== Exercise directions ==
Locate and copy all lines bearing the word "this".

━━━━

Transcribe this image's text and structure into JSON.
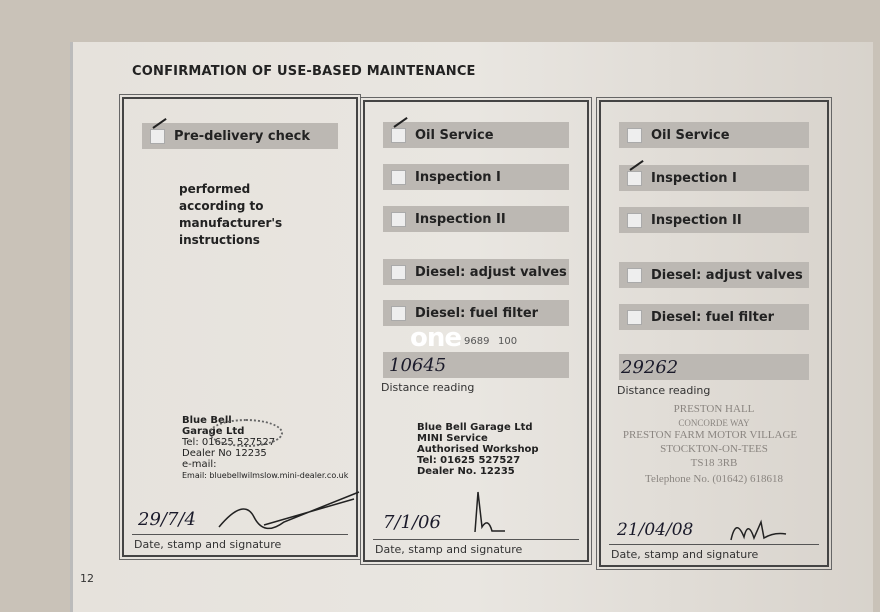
{
  "header": {
    "title": "CONFIRMATION OF USE-BASED MAINTENANCE"
  },
  "page_number": "12",
  "panels": [
    {
      "items": [
        {
          "label": "Pre-delivery check",
          "checked": true
        }
      ],
      "note": [
        "performed",
        "according to",
        "manufacturer's",
        "instructions"
      ],
      "stamp": [
        "Blue Bell",
        "Garage Ltd",
        "Tel: 01625 527527",
        "Dealer No 12235",
        "e-mail:",
        "Email: bluebellwilmslow.mini-dealer.co.uk"
      ],
      "date": "29/7/4",
      "footer": "Date, stamp and signature"
    },
    {
      "items": [
        {
          "label": "Oil Service",
          "checked": true
        },
        {
          "label": "Inspection I",
          "checked": false
        },
        {
          "label": "Inspection II",
          "checked": false
        },
        {
          "label": "Diesel: adjust valves",
          "checked": false
        },
        {
          "label": "Diesel: fuel filter",
          "checked": false
        }
      ],
      "distance": "10645",
      "distance_label": "Distance reading",
      "stamp": [
        "Blue Bell Garage Ltd",
        "MINI Service",
        "Authorised Workshop",
        "Tel: 01625 527527",
        "Dealer No. 12235"
      ],
      "date": "7/1/06",
      "footer": "Date, stamp and signature"
    },
    {
      "items": [
        {
          "label": "Oil Service",
          "checked": false
        },
        {
          "label": "Inspection I",
          "checked": true
        },
        {
          "label": "Inspection II",
          "checked": false
        },
        {
          "label": "Diesel: adjust valves",
          "checked": false
        },
        {
          "label": "Diesel: fuel filter",
          "checked": false
        }
      ],
      "distance": "29262",
      "distance_label": "Distance reading",
      "stamp": [
        "PRESTON HALL",
        "CONCORDE WAY",
        "PRESTON FARM MOTOR VILLAGE",
        "STOCKTON-ON-TEES",
        "TS18 3RB",
        "Telephone No. (01642) 618618"
      ],
      "date": "21/04/08",
      "footer": "Date, stamp and signature"
    }
  ],
  "overlay": {
    "logo": "one",
    "left_number": "9689",
    "right_number": "100"
  }
}
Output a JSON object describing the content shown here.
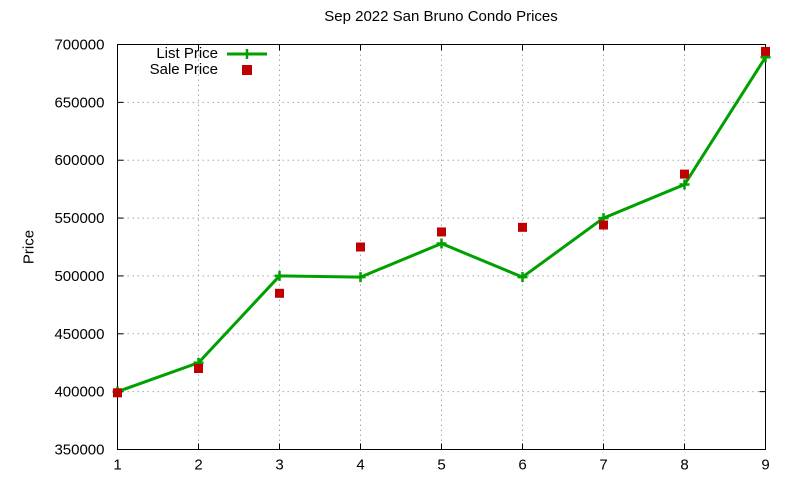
{
  "chart_data": {
    "type": "line",
    "title": "Sep 2022 San Bruno Condo Prices",
    "xlabel": "",
    "ylabel": "Price",
    "x": [
      1,
      2,
      3,
      4,
      5,
      6,
      7,
      8,
      9
    ],
    "series": [
      {
        "name": "List Price",
        "style": "line-with-plus-markers",
        "color": "#00a000",
        "values": [
          400000,
          425000,
          500000,
          499000,
          528000,
          499000,
          550000,
          579000,
          689000
        ]
      },
      {
        "name": "Sale Price",
        "style": "square-points",
        "color": "#c00000",
        "values": [
          399000,
          420000,
          485000,
          525000,
          538000,
          542000,
          544000,
          588000,
          694000
        ]
      }
    ],
    "xlim": [
      1,
      9
    ],
    "ylim": [
      350000,
      700000
    ],
    "xticks": [
      1,
      2,
      3,
      4,
      5,
      6,
      7,
      8,
      9
    ],
    "yticks": [
      350000,
      400000,
      450000,
      500000,
      550000,
      600000,
      650000,
      700000
    ],
    "grid": "dashed-gray",
    "legend_position": "top-left-inside"
  },
  "colors": {
    "list_line": "#00a000",
    "sale_marker": "#c00000",
    "grid": "#a8a8a8",
    "axis": "#000000",
    "background": "#ffffff"
  }
}
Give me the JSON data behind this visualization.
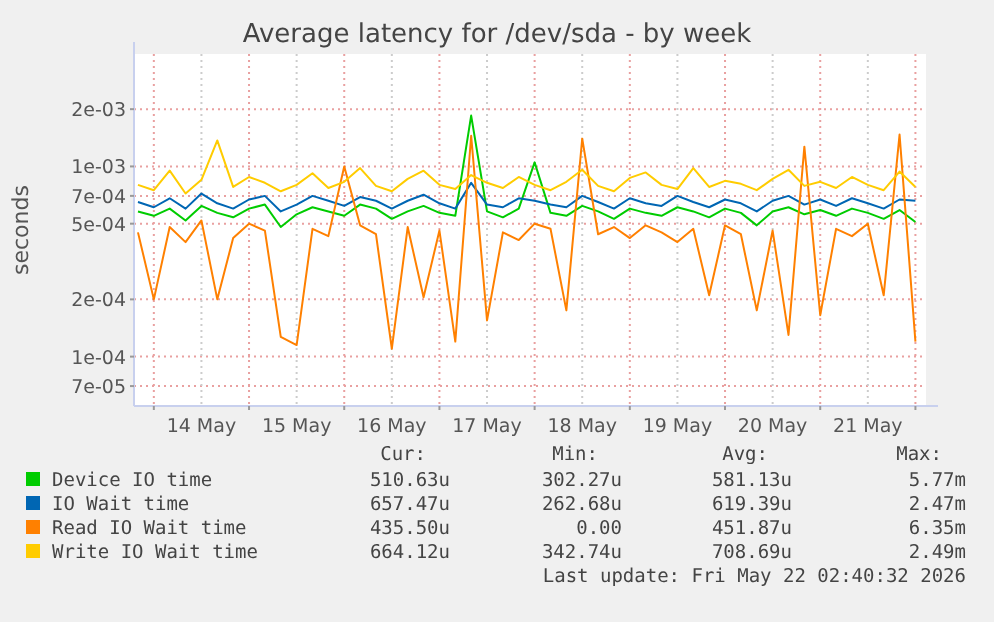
{
  "chart_data": {
    "type": "line",
    "title": "Average latency for /dev/sda - by week",
    "ylabel": "seconds",
    "log": "y",
    "grid": true,
    "legend": "bottom",
    "x": [
      "2026-05-13T20:00",
      "2026-05-14T00:00",
      "2026-05-14T04:00",
      "2026-05-14T08:00",
      "2026-05-14T12:00",
      "2026-05-14T16:00",
      "2026-05-14T20:00",
      "2026-05-15T00:00",
      "2026-05-15T04:00",
      "2026-05-15T08:00",
      "2026-05-15T12:00",
      "2026-05-15T16:00",
      "2026-05-15T20:00",
      "2026-05-16T00:00",
      "2026-05-16T04:00",
      "2026-05-16T08:00",
      "2026-05-16T12:00",
      "2026-05-16T16:00",
      "2026-05-16T20:00",
      "2026-05-17T00:00",
      "2026-05-17T04:00",
      "2026-05-17T08:00",
      "2026-05-17T12:00",
      "2026-05-17T16:00",
      "2026-05-17T20:00",
      "2026-05-18T00:00",
      "2026-05-18T04:00",
      "2026-05-18T08:00",
      "2026-05-18T12:00",
      "2026-05-18T16:00",
      "2026-05-18T20:00",
      "2026-05-19T00:00",
      "2026-05-19T04:00",
      "2026-05-19T08:00",
      "2026-05-19T12:00",
      "2026-05-19T16:00",
      "2026-05-19T20:00",
      "2026-05-20T00:00",
      "2026-05-20T04:00",
      "2026-05-20T08:00",
      "2026-05-20T12:00",
      "2026-05-20T16:00",
      "2026-05-20T20:00",
      "2026-05-21T00:00",
      "2026-05-21T04:00",
      "2026-05-21T08:00",
      "2026-05-21T12:00",
      "2026-05-21T16:00",
      "2026-05-21T20:00",
      "2026-05-22T00:00"
    ],
    "xlim": [
      "2026-05-13T19:00",
      "2026-05-22T02:40"
    ],
    "xticks": [
      {
        "value": "2026-05-14T00:00",
        "label": null
      },
      {
        "value": "2026-05-14T12:00",
        "label": "14 May"
      },
      {
        "value": "2026-05-15T00:00",
        "label": null
      },
      {
        "value": "2026-05-15T12:00",
        "label": "15 May"
      },
      {
        "value": "2026-05-16T00:00",
        "label": null
      },
      {
        "value": "2026-05-16T12:00",
        "label": "16 May"
      },
      {
        "value": "2026-05-17T00:00",
        "label": null
      },
      {
        "value": "2026-05-17T12:00",
        "label": "17 May"
      },
      {
        "value": "2026-05-18T00:00",
        "label": null
      },
      {
        "value": "2026-05-18T12:00",
        "label": "18 May"
      },
      {
        "value": "2026-05-19T00:00",
        "label": null
      },
      {
        "value": "2026-05-19T12:00",
        "label": "19 May"
      },
      {
        "value": "2026-05-20T00:00",
        "label": null
      },
      {
        "value": "2026-05-20T12:00",
        "label": "20 May"
      },
      {
        "value": "2026-05-21T00:00",
        "label": null
      },
      {
        "value": "2026-05-21T12:00",
        "label": "21 May"
      },
      {
        "value": "2026-05-22T00:00",
        "label": null
      }
    ],
    "ylim": [
      5.5e-05,
      0.0039
    ],
    "yticks": [
      {
        "value": 7e-05,
        "label": "7e-05"
      },
      {
        "value": 0.0001,
        "label": "1e-04"
      },
      {
        "value": 0.0002,
        "label": "2e-04"
      },
      {
        "value": 0.0005,
        "label": "5e-04"
      },
      {
        "value": 0.0007,
        "label": "7e-04"
      },
      {
        "value": 0.001,
        "label": "1e-03"
      },
      {
        "value": 0.002,
        "label": "2e-03"
      }
    ],
    "series": [
      {
        "name": "Device IO time",
        "color": "#00cc00",
        "values": [
          0.00058,
          0.00055,
          0.0006,
          0.00052,
          0.00062,
          0.00057,
          0.00054,
          0.0006,
          0.00063,
          0.00048,
          0.00056,
          0.00061,
          0.00058,
          0.00055,
          0.00063,
          0.0006,
          0.00053,
          0.00058,
          0.00062,
          0.00057,
          0.00055,
          0.00185,
          0.00058,
          0.00054,
          0.0006,
          0.00105,
          0.00057,
          0.00055,
          0.00062,
          0.00058,
          0.00053,
          0.0006,
          0.00057,
          0.00055,
          0.00061,
          0.00058,
          0.00054,
          0.0006,
          0.00057,
          0.00049,
          0.00058,
          0.00061,
          0.00056,
          0.00059,
          0.00055,
          0.0006,
          0.00057,
          0.00053,
          0.00059,
          0.00051
        ]
      },
      {
        "name": "IO Wait time",
        "color": "#0066b3",
        "values": [
          0.00065,
          0.00061,
          0.00068,
          0.0006,
          0.00072,
          0.00064,
          0.0006,
          0.00067,
          0.0007,
          0.00058,
          0.00063,
          0.0007,
          0.00066,
          0.00062,
          0.00069,
          0.00066,
          0.0006,
          0.00066,
          0.00071,
          0.00064,
          0.0006,
          0.00082,
          0.00063,
          0.00061,
          0.00068,
          0.00066,
          0.00063,
          0.00061,
          0.0007,
          0.00065,
          0.0006,
          0.00068,
          0.00064,
          0.00062,
          0.0007,
          0.00065,
          0.00061,
          0.00067,
          0.00064,
          0.00058,
          0.00066,
          0.0007,
          0.00063,
          0.00067,
          0.00062,
          0.00068,
          0.00064,
          0.0006,
          0.00067,
          0.00066
        ]
      },
      {
        "name": "Read IO Wait time",
        "color": "#ff8000",
        "values": [
          0.00045,
          0.0002,
          0.00048,
          0.0004,
          0.00052,
          0.0002,
          0.00042,
          0.0005,
          0.00046,
          0.000127,
          0.000115,
          0.00047,
          0.00043,
          0.001,
          0.00049,
          0.00044,
          0.00011,
          0.00048,
          0.000205,
          0.00046,
          0.00012,
          0.00145,
          0.000155,
          0.00045,
          0.00041,
          0.0005,
          0.00047,
          0.000175,
          0.0014,
          0.00044,
          0.00048,
          0.00042,
          0.00049,
          0.00045,
          0.0004,
          0.00047,
          0.00021,
          0.00049,
          0.00044,
          0.000175,
          0.00046,
          0.00013,
          0.00127,
          0.000165,
          0.00047,
          0.00043,
          0.0005,
          0.00021,
          0.00147,
          0.00012
        ]
      },
      {
        "name": "Write IO Wait time",
        "color": "#ffcc00",
        "values": [
          0.0008,
          0.00075,
          0.00095,
          0.00072,
          0.00085,
          0.00137,
          0.00078,
          0.00088,
          0.00082,
          0.00074,
          0.0008,
          0.00092,
          0.00077,
          0.00083,
          0.00098,
          0.00079,
          0.00074,
          0.00086,
          0.00095,
          0.0008,
          0.00076,
          0.0009,
          0.00082,
          0.00077,
          0.00088,
          0.0008,
          0.00075,
          0.00083,
          0.00096,
          0.00079,
          0.00074,
          0.00087,
          0.00093,
          0.0008,
          0.00076,
          0.00098,
          0.00078,
          0.00084,
          0.00081,
          0.00075,
          0.00086,
          0.00096,
          0.00079,
          0.00083,
          0.00077,
          0.00088,
          0.0008,
          0.00075,
          0.00094,
          0.00078
        ]
      }
    ],
    "annotations": [
      "Cur:",
      "Min:",
      "Avg:",
      "Max:",
      "510.63u",
      "302.27u",
      "581.13u",
      "5.77m",
      "657.47u",
      "262.68u",
      "619.39u",
      "2.47m",
      "435.50u",
      "0.00",
      "451.87u",
      "6.35m",
      "664.12u",
      "342.74u",
      "708.69u",
      "2.49m",
      "Last update: Fri May 22 02:40:32 2026"
    ]
  }
}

━━━━

== Expected output ==
Transcribe this image's text and structure into JSON.
Give me the JSON data behind this visualization.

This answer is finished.